Pull out every line below that contains the word "Celebes".

## GIVEN ENTRIES
________

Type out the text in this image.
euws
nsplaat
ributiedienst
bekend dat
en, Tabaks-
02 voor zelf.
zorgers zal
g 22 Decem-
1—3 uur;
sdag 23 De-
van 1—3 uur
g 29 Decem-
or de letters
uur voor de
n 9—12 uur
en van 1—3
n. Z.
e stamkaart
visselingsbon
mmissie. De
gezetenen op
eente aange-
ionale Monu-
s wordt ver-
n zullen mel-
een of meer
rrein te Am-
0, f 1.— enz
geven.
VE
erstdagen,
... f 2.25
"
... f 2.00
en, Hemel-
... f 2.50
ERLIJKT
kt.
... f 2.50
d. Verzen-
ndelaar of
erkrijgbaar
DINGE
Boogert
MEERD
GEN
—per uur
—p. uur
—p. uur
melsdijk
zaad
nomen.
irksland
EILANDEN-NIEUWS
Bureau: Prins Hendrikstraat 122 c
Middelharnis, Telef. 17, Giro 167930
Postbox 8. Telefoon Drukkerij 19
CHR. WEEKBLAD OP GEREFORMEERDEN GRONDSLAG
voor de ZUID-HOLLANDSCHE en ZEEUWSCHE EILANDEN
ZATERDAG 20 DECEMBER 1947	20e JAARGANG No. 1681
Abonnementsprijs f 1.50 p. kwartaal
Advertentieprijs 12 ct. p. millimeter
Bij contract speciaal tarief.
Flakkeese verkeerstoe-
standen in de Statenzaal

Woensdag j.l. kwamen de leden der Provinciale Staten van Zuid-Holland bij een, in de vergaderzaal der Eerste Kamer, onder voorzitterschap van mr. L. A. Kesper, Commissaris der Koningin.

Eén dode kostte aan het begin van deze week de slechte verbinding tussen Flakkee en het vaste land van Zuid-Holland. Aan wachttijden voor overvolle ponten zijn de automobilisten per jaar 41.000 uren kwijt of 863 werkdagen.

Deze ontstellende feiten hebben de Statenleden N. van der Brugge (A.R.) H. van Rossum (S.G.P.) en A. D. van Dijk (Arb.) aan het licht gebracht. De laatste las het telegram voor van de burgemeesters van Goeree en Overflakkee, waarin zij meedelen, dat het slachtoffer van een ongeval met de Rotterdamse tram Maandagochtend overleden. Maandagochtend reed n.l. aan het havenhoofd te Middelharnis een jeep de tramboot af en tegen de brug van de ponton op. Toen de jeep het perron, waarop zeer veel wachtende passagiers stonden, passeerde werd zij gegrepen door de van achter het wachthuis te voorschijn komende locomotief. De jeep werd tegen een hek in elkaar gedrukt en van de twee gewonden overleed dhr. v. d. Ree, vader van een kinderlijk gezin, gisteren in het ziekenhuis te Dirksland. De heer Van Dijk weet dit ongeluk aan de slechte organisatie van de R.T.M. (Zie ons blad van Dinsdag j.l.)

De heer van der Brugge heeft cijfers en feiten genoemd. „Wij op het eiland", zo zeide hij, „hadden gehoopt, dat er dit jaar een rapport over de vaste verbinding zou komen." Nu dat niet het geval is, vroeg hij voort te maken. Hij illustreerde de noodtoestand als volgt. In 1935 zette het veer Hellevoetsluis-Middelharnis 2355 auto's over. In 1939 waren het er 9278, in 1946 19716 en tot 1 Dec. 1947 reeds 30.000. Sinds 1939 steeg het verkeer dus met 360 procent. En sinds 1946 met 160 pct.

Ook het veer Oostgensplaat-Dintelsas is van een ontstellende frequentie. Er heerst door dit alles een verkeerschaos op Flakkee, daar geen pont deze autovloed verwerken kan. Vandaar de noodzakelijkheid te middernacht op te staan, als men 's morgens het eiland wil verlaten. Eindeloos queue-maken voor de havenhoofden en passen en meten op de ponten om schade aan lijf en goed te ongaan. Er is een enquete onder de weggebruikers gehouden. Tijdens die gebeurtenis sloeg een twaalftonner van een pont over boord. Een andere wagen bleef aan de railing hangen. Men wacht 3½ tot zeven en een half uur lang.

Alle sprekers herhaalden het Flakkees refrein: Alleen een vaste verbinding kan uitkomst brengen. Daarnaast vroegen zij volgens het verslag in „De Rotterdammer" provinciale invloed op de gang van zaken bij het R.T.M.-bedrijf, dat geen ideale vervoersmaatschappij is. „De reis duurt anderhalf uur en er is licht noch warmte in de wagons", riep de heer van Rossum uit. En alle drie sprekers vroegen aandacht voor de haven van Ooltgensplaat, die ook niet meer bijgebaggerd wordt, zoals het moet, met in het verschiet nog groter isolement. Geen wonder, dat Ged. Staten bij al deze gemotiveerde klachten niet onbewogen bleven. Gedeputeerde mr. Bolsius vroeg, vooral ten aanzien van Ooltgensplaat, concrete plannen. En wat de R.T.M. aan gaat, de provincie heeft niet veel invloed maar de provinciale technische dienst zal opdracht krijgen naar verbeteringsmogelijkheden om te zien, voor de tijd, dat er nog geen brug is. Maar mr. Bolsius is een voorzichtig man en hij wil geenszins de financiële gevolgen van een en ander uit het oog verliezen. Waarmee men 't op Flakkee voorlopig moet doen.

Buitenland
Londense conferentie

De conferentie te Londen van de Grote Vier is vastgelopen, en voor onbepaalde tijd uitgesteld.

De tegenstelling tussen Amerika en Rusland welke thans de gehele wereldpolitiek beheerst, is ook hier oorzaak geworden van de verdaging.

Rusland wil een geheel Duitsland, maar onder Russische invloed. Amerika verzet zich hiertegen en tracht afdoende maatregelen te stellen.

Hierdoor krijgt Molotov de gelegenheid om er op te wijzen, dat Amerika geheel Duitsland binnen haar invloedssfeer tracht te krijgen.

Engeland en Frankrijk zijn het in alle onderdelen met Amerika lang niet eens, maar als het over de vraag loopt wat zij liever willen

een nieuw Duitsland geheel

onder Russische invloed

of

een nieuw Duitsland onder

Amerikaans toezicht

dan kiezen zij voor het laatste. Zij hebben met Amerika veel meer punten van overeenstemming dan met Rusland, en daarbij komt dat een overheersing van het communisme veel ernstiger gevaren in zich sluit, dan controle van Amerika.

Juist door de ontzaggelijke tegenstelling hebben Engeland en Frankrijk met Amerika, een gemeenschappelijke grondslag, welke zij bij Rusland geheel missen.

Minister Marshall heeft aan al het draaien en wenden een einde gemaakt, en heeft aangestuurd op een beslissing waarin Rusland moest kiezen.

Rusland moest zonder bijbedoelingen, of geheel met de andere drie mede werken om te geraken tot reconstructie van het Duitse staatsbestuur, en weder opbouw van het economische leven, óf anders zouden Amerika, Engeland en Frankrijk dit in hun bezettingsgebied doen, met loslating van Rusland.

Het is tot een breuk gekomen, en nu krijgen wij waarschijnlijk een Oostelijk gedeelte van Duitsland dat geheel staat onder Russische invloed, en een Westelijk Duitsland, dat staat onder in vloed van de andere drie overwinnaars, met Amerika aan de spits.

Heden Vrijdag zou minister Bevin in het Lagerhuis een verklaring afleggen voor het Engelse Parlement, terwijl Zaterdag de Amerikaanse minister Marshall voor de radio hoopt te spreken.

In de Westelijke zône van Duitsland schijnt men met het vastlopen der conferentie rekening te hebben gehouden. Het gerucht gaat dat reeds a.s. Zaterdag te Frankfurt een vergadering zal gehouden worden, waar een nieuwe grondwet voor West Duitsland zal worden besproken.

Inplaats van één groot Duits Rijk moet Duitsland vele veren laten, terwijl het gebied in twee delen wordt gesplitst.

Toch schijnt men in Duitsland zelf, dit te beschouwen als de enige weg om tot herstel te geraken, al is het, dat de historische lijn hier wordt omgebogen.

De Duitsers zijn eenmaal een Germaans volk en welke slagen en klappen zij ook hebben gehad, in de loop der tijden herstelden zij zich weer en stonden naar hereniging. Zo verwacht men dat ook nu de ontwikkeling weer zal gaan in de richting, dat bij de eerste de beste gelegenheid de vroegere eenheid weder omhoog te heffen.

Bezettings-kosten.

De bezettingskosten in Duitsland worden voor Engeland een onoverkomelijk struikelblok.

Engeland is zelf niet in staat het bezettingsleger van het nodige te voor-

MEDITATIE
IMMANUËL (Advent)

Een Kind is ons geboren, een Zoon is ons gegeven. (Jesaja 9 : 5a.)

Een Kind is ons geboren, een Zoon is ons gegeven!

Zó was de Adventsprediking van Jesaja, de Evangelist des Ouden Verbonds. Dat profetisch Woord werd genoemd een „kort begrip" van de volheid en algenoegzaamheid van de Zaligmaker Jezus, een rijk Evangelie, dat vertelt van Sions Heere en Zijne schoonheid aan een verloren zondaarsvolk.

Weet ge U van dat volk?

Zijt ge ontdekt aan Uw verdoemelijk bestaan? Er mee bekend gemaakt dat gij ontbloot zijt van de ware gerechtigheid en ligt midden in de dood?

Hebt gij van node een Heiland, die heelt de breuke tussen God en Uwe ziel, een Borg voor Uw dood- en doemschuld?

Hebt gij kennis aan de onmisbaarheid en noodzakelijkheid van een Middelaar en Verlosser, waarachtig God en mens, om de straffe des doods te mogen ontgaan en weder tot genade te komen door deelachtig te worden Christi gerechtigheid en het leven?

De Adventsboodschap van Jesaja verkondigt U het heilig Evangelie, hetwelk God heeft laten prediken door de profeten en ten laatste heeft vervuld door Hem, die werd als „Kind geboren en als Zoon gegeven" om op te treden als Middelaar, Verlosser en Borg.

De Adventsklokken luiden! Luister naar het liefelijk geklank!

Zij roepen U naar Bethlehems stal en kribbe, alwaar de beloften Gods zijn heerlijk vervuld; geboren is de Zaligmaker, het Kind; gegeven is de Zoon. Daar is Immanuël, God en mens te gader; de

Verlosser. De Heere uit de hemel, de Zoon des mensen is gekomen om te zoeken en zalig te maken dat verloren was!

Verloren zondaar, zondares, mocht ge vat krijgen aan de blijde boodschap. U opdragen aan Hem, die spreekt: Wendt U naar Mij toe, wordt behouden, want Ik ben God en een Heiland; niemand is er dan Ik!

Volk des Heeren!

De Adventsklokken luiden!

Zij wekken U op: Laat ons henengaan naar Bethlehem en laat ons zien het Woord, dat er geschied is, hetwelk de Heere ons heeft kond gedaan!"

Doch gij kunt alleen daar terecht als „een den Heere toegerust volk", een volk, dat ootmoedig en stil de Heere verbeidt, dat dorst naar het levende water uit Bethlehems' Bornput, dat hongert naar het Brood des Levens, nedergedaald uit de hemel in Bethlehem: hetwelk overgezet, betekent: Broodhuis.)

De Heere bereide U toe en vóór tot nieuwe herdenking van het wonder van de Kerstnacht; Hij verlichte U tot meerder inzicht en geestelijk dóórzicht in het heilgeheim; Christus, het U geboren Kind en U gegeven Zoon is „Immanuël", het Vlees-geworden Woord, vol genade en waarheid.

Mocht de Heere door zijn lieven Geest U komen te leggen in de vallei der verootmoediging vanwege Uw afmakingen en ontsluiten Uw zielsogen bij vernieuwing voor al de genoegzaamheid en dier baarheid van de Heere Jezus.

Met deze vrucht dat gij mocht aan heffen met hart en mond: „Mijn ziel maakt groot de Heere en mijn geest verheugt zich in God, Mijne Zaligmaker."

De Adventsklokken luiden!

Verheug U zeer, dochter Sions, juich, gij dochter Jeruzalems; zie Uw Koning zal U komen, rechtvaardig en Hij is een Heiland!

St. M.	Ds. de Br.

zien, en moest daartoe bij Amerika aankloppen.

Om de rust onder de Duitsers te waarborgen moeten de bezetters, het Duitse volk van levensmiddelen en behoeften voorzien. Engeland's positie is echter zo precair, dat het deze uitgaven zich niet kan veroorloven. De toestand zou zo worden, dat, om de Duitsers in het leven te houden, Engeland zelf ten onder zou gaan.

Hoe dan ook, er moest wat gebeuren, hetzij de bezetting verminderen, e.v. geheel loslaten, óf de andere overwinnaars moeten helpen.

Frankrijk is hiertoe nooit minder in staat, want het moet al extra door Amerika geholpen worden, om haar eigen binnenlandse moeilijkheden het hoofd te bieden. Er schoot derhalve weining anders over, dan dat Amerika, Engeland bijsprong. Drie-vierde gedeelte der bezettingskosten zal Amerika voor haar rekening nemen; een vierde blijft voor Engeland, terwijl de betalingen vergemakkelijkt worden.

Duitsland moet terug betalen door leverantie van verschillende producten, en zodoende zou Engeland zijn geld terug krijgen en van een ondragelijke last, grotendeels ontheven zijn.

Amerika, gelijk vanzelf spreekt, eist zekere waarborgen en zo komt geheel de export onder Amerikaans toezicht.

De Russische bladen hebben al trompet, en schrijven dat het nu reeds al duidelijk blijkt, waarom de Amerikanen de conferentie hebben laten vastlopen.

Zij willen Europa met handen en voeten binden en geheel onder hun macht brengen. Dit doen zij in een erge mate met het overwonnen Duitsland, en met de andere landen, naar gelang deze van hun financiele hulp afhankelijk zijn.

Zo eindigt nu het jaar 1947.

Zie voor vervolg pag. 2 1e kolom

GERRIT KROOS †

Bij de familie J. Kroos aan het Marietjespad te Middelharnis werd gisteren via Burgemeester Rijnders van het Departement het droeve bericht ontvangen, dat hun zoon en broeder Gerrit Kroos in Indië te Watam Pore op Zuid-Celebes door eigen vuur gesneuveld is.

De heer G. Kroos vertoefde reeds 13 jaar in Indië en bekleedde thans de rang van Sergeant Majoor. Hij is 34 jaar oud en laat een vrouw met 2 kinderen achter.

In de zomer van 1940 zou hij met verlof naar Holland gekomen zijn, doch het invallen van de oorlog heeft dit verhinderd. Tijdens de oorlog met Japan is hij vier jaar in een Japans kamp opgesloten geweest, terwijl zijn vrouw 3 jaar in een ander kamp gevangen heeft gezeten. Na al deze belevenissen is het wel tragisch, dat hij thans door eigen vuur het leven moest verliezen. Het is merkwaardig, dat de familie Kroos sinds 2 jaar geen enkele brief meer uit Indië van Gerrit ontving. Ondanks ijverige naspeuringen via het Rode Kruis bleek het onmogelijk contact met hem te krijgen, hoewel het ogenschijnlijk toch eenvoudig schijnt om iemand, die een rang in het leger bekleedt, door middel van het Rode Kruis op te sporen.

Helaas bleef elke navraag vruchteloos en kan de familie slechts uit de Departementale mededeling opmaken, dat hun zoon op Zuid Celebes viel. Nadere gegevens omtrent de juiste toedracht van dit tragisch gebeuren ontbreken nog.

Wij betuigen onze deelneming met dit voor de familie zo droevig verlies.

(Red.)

________

## TASK RESULT
Bij de familie J. Kroos aan het Marietjespad te Middelharnis werd gisteren via Burgemeester Rijnders van het Departement het droeve bericht ontvangen, dat hun zoon en broeder Gerrit Kroos in Indië te Watam Pore op Zuid-Celebes door eigen vuur gesneuveld is.
Helaas bleef elke navraag vruchteloos en kan de familie slechts uit de Departementale mededeling opmaken, dat hun zoon op Zuid Celebes viel. Nadere gegevens omtrent de juiste toedracht van dit tragisch gebeuren ontbreken nog.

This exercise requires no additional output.